#### WHAT THIS TASK INVOLVES
Examine the material below. Gather every line in which the string "year" appears.

───── RECORDS PROVIDED

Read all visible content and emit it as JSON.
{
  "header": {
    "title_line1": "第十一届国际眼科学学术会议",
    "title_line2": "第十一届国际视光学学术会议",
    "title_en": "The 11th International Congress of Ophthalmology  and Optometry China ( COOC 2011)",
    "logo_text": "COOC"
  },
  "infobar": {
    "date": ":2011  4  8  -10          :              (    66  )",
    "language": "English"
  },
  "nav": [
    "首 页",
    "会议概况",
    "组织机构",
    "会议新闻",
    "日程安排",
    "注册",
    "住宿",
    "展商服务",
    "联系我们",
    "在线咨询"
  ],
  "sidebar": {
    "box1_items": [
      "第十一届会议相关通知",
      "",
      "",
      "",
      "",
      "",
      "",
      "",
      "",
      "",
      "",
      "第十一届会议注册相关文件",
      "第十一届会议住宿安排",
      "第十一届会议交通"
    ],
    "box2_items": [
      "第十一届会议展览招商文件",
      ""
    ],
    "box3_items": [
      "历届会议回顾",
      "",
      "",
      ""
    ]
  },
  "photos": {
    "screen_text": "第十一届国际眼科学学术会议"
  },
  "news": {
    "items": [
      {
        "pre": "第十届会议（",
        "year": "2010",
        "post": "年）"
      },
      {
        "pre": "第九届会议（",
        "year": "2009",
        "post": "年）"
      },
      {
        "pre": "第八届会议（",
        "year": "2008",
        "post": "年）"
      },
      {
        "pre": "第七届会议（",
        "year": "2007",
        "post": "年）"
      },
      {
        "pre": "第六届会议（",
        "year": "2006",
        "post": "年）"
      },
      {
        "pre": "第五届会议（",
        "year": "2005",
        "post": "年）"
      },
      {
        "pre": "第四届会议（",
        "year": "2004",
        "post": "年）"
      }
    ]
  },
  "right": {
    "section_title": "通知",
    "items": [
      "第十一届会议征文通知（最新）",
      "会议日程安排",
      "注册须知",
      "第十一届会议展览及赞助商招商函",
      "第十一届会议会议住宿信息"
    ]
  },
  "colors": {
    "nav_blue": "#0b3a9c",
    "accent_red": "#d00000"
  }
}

──────────

#### ANSWER TO THE EXERCISE
        "year": "2010",
        "year": "2009",
        "year": "2008",
        "year": "2007",
        "year": "2006",
        "year": "2005",
        "year": "2004",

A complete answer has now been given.